Task statement ->
Quote the records that follow in full and exactly; leave out the pictures.

Listed entries ->
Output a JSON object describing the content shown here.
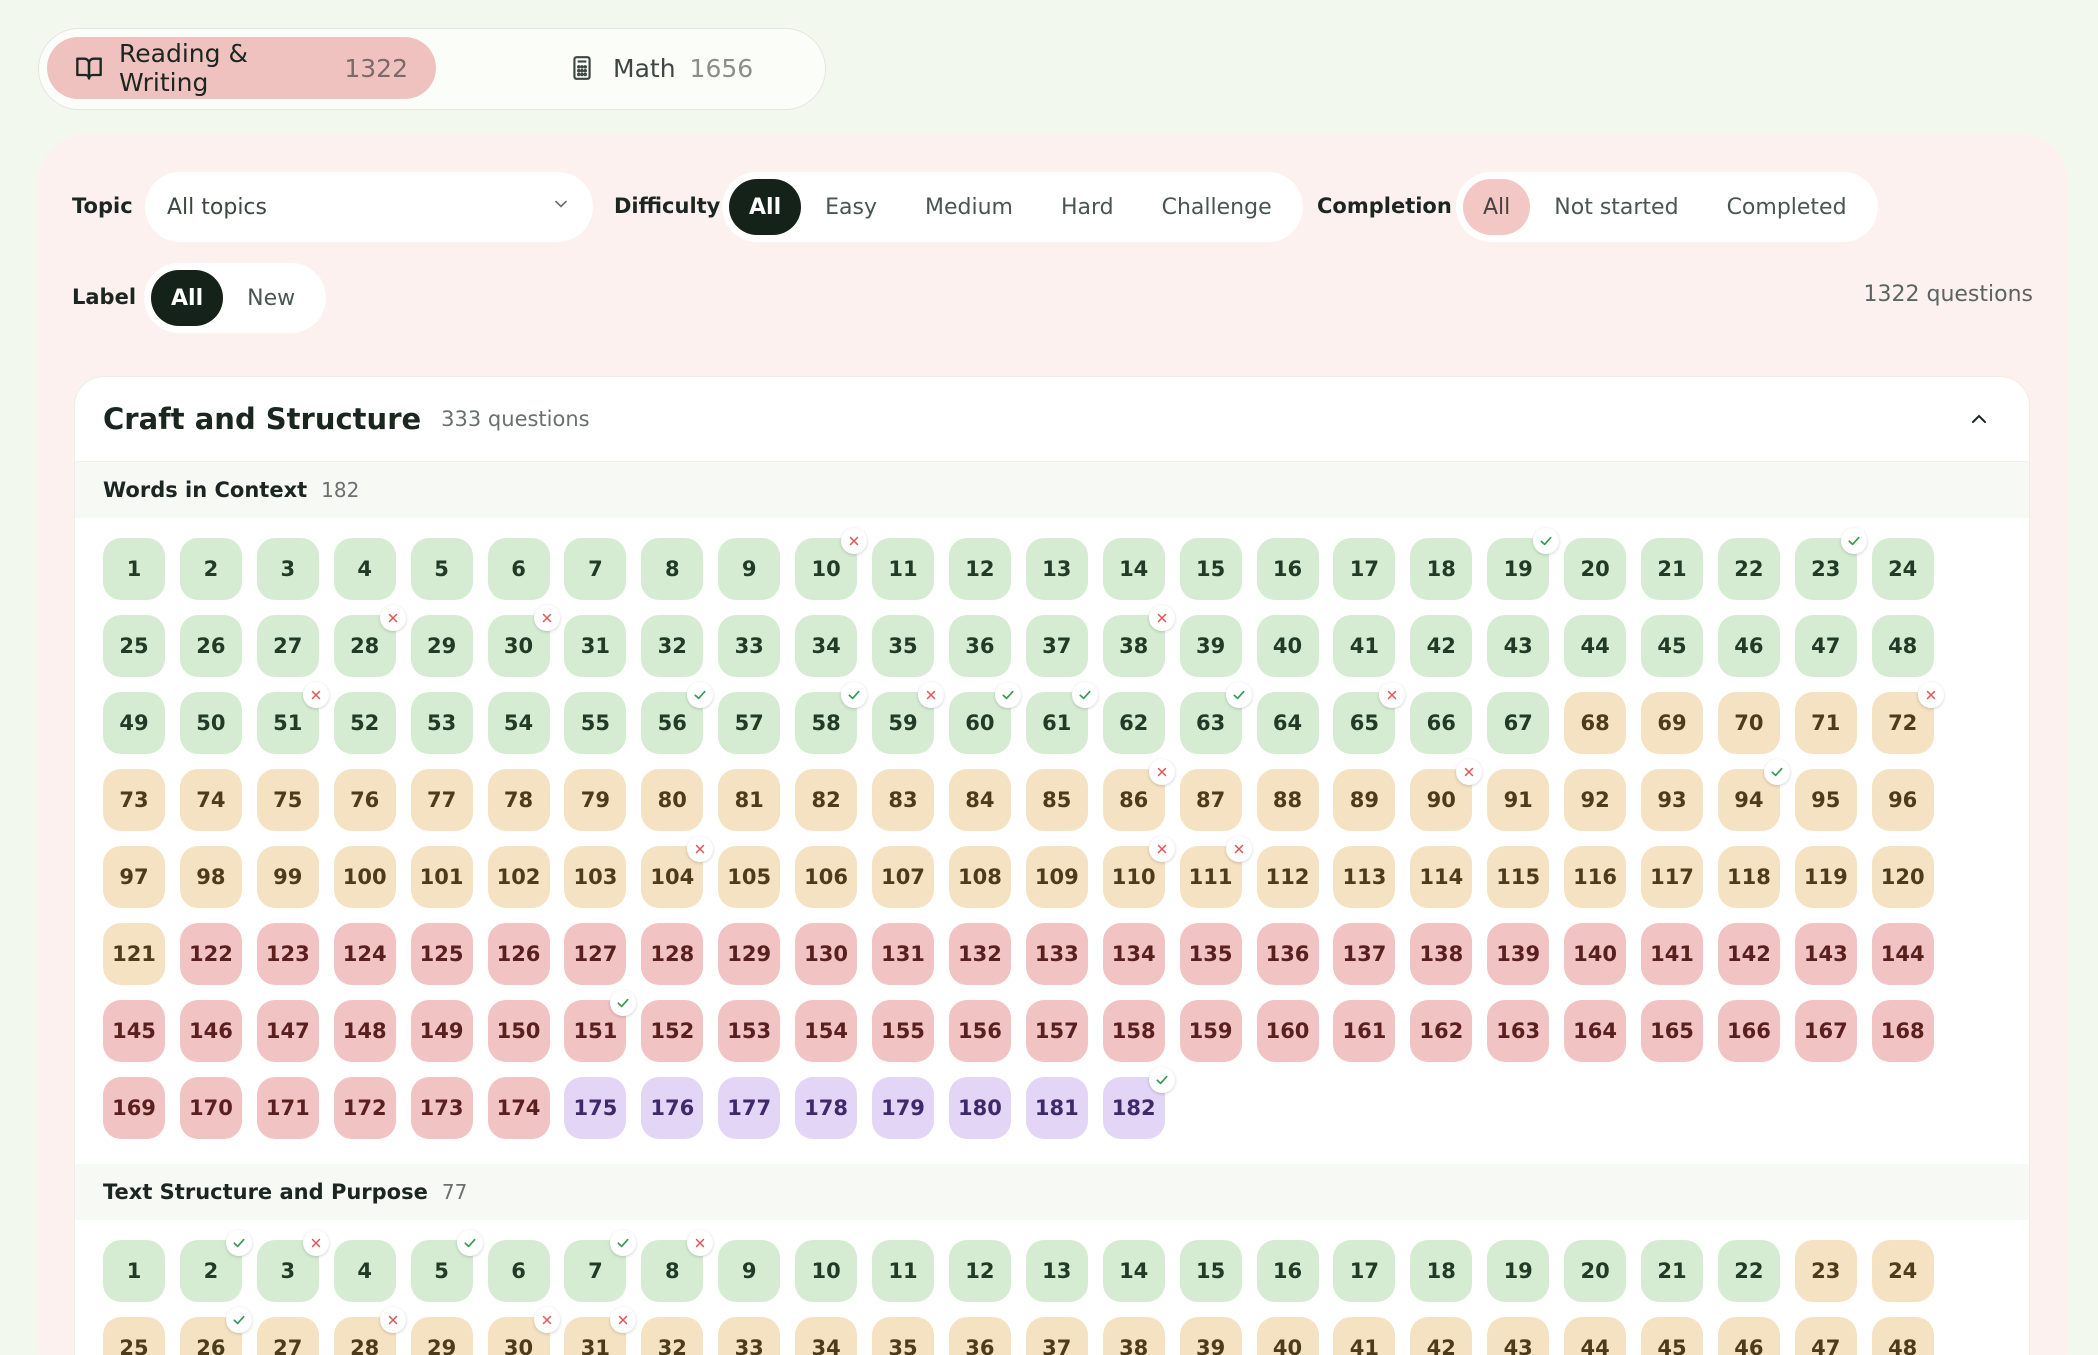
{
  "subject_tabs": [
    {
      "label": "Reading & Writing",
      "count": "1322",
      "icon": "book-open-icon",
      "active": true
    },
    {
      "label": "Math",
      "count": "1656",
      "icon": "calculator-icon",
      "active": false
    }
  ],
  "filters": {
    "topic_label": "Topic",
    "topic_value": "All topics",
    "difficulty_label": "Difficulty",
    "difficulty_options": [
      "All",
      "Easy",
      "Medium",
      "Hard",
      "Challenge"
    ],
    "difficulty_selected": "All",
    "completion_label": "Completion",
    "completion_options": [
      "All",
      "Not started",
      "Completed"
    ],
    "completion_selected": "All",
    "label_label": "Label",
    "label_options": [
      "All",
      "New"
    ],
    "label_selected": "All",
    "question_count": "1322 questions"
  },
  "colors": {
    "easy": "#d5ecd3",
    "medium": "#f5e2c2",
    "hard": "#f2c3c3",
    "challenge": "#e3d5f5",
    "correct": "#3a9a55",
    "incorrect": "#e05555",
    "active_dark": "#152219",
    "active_pink": "#efc2c0"
  },
  "section": {
    "title": "Craft and Structure",
    "count": "333 questions",
    "collapse_icon": "chevron-up-icon",
    "subsections": [
      {
        "title": "Words in Context",
        "count": "182",
        "difficulty_ranges": [
          {
            "level": "easy",
            "from": 1,
            "to": 67
          },
          {
            "level": "medium",
            "from": 68,
            "to": 121
          },
          {
            "level": "hard",
            "from": 122,
            "to": 174
          },
          {
            "level": "challenge",
            "from": 175,
            "to": 182
          }
        ],
        "correct": [
          19,
          23,
          56,
          58,
          60,
          61,
          63,
          94,
          151,
          182
        ],
        "incorrect": [
          10,
          28,
          30,
          38,
          51,
          59,
          65,
          72,
          86,
          90,
          104,
          110,
          111
        ]
      },
      {
        "title": "Text Structure and Purpose",
        "count": "77",
        "difficulty_ranges": [
          {
            "level": "easy",
            "from": 1,
            "to": 22
          },
          {
            "level": "medium",
            "from": 23,
            "to": 48
          }
        ],
        "visible_numbers": [
          1,
          48
        ],
        "correct": [
          2,
          5,
          7,
          26
        ],
        "incorrect": [
          3,
          8,
          28,
          30,
          31
        ]
      }
    ]
  }
}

Final result ->
Output a JSON object describing the content shown here.
{
  "subject_tabs": [
    {
      "label": "Reading & Writing",
      "count": "1322",
      "icon": "book-open-icon",
      "active": true
    },
    {
      "label": "Math",
      "count": "1656",
      "icon": "calculator-icon",
      "active": false
    }
  ],
  "filters": {
    "topic_label": "Topic",
    "topic_value": "All topics",
    "difficulty_label": "Difficulty",
    "difficulty_options": [
      "All",
      "Easy",
      "Medium",
      "Hard",
      "Challenge"
    ],
    "difficulty_selected": "All",
    "completion_label": "Completion",
    "completion_options": [
      "All",
      "Not started",
      "Completed"
    ],
    "completion_selected": "All",
    "label_label": "Label",
    "label_options": [
      "All",
      "New"
    ],
    "label_selected": "All",
    "question_count": "1322 questions"
  },
  "colors": {
    "easy": "#d5ecd3",
    "medium": "#f5e2c2",
    "hard": "#f2c3c3",
    "challenge": "#e3d5f5",
    "correct": "#3a9a55",
    "incorrect": "#e05555",
    "active_dark": "#152219",
    "active_pink": "#efc2c0"
  },
  "section": {
    "title": "Craft and Structure",
    "count": "333 questions",
    "collapse_icon": "chevron-up-icon",
    "subsections": [
      {
        "title": "Words in Context",
        "count": "182",
        "difficulty_ranges": [
          {
            "level": "easy",
            "from": 1,
            "to": 67
          },
          {
            "level": "medium",
            "from": 68,
            "to": 121
          },
          {
            "level": "hard",
            "from": 122,
            "to": 174
          },
          {
            "level": "challenge",
            "from": 175,
            "to": 182
          }
        ],
        "correct": [
          19,
          23,
          56,
          58,
          60,
          61,
          63,
          94,
          151,
          182
        ],
        "incorrect": [
          10,
          28,
          30,
          38,
          51,
          59,
          65,
          72,
          86,
          90,
          104,
          110,
          111
        ]
      },
      {
        "title": "Text Structure and Purpose",
        "count": "77",
        "difficulty_ranges": [
          {
            "level": "easy",
            "from": 1,
            "to": 22
          },
          {
            "level": "medium",
            "from": 23,
            "to": 48
          }
        ],
        "visible_numbers": [
          1,
          48
        ],
        "correct": [
          2,
          5,
          7,
          26
        ],
        "incorrect": [
          3,
          8,
          28,
          30,
          31
        ]
      }
    ]
  }
}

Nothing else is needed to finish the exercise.